• Given data:
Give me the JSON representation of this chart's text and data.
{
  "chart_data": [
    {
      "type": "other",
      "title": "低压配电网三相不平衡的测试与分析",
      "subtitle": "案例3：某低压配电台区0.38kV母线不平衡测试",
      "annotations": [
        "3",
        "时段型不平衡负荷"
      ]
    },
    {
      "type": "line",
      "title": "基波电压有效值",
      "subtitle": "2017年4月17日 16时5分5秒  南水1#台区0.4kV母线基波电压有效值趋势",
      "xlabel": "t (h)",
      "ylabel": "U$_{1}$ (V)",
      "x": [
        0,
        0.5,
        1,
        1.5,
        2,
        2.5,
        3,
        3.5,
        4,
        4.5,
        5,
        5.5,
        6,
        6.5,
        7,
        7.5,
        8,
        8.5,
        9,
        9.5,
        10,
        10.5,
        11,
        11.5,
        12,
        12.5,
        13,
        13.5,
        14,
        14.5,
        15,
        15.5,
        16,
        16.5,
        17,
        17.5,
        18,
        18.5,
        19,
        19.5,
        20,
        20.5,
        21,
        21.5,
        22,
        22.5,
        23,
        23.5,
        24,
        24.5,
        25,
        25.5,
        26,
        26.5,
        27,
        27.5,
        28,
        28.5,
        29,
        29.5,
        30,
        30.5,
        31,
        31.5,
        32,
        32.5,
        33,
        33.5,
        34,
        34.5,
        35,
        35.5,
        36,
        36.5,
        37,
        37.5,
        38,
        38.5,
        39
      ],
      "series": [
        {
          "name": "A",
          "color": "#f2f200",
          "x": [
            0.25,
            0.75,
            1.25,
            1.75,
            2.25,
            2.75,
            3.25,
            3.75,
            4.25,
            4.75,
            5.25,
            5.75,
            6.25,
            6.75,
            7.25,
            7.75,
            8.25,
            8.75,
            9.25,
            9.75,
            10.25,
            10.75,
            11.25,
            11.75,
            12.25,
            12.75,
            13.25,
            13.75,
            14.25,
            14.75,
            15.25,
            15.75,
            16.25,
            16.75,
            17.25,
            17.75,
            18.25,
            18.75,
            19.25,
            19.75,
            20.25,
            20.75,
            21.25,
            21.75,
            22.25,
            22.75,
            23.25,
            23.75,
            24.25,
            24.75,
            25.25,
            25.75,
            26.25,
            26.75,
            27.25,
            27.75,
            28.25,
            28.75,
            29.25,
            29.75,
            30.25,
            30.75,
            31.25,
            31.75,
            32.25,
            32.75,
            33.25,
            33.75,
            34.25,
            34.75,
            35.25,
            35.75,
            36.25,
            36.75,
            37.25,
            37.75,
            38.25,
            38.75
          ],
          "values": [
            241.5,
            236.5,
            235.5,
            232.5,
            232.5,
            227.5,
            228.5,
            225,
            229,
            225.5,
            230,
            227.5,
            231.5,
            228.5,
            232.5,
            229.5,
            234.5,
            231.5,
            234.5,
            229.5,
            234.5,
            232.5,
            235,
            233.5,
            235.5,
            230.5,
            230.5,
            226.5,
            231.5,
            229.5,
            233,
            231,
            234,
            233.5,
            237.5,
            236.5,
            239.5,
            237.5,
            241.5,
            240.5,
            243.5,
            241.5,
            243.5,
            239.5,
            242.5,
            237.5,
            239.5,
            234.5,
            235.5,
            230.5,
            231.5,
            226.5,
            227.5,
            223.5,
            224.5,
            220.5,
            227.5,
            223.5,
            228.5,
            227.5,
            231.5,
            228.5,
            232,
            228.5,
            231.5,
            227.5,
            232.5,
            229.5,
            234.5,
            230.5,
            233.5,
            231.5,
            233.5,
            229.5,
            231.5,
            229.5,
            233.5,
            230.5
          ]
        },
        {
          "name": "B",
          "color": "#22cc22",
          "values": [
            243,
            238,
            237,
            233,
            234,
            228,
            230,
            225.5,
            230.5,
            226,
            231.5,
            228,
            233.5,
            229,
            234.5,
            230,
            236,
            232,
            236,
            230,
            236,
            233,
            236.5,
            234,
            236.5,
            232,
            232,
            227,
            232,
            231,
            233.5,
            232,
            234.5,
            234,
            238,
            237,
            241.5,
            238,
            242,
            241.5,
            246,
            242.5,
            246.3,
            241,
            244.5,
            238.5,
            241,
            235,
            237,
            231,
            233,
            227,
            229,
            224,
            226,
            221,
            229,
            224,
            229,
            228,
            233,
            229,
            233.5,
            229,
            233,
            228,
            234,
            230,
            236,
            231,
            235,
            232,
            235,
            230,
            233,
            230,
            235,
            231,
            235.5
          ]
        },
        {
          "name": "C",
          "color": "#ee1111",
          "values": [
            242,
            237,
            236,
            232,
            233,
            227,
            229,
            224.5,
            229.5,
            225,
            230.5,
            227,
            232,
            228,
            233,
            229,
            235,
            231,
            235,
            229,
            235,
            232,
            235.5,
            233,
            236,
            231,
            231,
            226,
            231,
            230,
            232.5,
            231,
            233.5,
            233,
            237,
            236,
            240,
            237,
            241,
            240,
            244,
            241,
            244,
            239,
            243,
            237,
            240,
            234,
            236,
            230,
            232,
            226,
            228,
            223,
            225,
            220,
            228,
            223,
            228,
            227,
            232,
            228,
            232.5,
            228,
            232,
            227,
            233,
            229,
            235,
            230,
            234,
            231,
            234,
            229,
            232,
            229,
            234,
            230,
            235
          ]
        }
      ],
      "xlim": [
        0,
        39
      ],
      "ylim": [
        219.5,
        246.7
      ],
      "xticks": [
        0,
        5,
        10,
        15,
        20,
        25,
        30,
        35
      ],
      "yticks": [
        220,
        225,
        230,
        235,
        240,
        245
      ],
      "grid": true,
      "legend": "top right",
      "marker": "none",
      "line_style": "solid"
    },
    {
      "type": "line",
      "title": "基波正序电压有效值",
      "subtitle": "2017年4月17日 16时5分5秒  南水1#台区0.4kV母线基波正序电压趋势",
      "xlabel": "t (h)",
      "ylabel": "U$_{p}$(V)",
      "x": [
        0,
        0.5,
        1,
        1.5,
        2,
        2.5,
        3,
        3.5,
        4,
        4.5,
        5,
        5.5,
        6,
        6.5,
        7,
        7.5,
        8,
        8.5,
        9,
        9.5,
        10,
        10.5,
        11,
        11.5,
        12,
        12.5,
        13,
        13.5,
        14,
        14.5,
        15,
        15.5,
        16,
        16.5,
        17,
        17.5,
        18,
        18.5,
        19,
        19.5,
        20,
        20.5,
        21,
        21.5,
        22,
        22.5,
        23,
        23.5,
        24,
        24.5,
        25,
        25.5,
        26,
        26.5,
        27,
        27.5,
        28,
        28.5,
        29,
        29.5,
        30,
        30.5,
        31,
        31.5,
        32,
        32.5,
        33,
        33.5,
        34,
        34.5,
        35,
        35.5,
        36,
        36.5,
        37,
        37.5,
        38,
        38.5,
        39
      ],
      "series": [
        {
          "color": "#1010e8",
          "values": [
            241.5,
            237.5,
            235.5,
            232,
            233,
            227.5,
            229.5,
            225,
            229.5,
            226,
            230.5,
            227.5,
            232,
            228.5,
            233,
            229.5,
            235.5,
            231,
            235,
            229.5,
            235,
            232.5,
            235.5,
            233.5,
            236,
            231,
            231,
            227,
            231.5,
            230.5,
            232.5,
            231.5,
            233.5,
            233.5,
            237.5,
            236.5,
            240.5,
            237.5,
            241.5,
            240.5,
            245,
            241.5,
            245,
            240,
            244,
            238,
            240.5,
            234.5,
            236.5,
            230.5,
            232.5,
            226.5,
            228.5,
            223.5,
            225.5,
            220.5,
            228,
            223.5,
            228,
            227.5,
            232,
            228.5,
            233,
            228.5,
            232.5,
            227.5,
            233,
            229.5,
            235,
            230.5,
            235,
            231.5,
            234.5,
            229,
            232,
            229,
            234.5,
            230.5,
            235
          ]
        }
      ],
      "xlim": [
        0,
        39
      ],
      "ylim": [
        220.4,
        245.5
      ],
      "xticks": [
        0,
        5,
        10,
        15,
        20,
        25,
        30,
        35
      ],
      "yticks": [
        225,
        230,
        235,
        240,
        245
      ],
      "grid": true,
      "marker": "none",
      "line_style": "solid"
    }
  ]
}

• What the exercise asks: Say how many lines in the entries contain the string "subtitle", and say nothing else.

• Solution to this problem: 3